>> Start Supplied information
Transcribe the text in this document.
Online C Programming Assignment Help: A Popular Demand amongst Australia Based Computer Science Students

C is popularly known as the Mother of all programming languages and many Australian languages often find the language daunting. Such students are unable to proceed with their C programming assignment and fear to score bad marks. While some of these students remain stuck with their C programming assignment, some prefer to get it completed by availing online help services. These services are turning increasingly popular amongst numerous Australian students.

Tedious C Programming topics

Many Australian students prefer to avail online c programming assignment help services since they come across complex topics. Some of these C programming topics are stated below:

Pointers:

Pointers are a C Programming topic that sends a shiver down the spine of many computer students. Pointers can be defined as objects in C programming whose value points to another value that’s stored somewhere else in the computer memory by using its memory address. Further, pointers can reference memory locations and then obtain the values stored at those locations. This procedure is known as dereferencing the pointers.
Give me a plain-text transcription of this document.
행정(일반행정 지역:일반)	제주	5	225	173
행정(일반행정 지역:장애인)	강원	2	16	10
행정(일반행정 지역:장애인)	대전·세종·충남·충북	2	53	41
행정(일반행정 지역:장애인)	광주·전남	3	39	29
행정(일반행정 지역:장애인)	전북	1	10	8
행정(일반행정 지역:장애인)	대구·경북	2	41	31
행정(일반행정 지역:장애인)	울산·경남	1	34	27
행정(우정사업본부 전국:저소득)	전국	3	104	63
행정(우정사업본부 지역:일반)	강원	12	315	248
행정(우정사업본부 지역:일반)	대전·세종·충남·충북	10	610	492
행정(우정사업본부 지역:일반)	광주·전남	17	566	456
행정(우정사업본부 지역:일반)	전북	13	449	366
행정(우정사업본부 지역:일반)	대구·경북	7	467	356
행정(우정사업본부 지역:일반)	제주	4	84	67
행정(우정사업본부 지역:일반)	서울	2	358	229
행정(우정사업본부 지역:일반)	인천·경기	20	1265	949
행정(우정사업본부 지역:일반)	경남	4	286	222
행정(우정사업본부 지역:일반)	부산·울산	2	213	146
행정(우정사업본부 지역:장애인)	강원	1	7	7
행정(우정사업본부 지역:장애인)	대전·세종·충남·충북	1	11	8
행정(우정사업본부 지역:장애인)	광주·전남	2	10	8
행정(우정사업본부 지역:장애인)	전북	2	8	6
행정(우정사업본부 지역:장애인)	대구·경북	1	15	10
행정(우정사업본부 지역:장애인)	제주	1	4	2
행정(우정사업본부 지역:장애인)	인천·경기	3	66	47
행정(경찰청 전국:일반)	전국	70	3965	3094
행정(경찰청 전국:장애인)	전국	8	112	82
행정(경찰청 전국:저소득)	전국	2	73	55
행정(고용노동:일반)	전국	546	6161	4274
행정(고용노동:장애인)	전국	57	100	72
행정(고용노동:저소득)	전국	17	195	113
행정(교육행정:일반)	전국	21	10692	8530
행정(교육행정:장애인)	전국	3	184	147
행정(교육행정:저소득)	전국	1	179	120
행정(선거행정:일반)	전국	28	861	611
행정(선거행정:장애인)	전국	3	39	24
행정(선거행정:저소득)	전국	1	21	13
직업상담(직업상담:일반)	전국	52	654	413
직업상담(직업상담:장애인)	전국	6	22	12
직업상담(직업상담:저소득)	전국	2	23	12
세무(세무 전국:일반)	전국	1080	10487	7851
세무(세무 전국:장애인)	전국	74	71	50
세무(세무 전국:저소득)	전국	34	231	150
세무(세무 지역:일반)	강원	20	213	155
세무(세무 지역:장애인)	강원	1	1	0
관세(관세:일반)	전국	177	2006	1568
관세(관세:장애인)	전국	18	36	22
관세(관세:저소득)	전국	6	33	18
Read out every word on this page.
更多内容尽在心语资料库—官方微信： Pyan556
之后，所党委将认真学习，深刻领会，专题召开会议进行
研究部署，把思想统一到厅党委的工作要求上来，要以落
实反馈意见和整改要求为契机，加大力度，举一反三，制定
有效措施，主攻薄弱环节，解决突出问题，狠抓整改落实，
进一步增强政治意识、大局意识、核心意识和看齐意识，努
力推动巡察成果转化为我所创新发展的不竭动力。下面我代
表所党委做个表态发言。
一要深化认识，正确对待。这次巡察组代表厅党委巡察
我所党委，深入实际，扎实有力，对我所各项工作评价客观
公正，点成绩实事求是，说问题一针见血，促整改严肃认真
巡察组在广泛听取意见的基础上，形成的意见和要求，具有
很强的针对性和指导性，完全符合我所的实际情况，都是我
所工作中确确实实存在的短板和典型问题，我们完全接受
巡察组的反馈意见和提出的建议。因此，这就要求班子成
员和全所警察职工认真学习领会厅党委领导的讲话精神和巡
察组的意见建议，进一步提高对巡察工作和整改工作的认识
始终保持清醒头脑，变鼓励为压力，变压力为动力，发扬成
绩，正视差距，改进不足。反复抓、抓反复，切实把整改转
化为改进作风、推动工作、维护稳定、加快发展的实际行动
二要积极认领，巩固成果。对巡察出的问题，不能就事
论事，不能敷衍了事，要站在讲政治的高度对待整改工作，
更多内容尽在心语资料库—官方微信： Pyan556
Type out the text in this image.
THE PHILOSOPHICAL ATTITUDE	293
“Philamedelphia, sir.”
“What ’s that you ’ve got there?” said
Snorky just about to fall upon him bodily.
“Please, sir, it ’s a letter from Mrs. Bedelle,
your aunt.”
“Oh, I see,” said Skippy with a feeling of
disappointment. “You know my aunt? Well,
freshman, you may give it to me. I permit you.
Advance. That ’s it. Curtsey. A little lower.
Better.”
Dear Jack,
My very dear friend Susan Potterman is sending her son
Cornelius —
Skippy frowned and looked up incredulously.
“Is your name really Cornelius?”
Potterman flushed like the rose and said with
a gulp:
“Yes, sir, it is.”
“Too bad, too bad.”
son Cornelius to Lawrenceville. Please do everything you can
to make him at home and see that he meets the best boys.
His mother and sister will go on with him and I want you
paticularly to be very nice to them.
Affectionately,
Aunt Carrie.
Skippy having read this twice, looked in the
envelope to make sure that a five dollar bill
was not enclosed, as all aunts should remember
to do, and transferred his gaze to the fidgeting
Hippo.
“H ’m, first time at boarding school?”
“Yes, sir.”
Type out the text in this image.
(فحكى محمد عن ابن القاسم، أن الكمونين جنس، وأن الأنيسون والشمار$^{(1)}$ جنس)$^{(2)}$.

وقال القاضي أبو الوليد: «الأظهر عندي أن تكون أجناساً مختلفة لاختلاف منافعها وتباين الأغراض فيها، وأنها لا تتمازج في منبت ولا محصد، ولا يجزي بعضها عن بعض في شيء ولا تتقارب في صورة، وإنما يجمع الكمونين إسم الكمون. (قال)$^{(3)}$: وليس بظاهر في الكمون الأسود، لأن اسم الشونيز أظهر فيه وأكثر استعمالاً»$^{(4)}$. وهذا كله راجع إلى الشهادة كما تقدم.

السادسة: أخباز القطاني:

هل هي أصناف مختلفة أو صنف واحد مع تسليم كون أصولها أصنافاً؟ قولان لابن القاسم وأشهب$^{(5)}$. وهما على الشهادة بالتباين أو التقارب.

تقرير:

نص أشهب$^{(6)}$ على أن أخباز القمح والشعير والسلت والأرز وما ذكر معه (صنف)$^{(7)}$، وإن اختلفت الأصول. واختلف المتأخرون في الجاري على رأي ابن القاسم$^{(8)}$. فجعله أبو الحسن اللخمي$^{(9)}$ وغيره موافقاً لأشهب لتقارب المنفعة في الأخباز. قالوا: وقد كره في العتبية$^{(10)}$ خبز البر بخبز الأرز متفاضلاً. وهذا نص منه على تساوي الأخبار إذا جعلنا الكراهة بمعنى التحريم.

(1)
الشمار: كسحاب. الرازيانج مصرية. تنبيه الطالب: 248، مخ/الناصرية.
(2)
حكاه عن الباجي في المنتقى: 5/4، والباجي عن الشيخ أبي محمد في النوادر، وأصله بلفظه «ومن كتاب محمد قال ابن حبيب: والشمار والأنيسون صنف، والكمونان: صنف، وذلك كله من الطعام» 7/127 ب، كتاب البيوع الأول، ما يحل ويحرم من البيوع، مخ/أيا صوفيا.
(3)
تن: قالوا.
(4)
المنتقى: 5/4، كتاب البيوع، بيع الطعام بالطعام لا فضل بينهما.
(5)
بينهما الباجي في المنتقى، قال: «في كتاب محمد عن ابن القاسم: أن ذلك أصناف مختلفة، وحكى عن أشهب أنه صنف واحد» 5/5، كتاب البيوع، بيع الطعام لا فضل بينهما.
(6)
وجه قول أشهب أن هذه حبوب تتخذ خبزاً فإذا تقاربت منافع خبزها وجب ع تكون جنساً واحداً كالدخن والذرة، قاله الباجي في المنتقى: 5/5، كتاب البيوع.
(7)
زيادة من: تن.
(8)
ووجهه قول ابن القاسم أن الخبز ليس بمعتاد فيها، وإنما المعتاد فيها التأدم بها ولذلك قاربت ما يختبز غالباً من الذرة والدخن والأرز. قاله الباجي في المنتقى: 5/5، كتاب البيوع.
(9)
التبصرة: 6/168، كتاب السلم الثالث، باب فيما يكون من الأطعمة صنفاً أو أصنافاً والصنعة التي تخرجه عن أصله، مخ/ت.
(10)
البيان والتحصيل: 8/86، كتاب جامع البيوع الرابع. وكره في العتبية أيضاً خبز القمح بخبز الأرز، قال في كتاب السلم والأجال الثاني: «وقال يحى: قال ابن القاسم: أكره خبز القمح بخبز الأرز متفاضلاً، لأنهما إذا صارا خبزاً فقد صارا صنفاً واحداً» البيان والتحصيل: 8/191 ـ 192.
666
>> End Supplied information
### Required work
Find how many lines of the listing include the string "Pointers" and give that number, nothing else.

### Right answer
2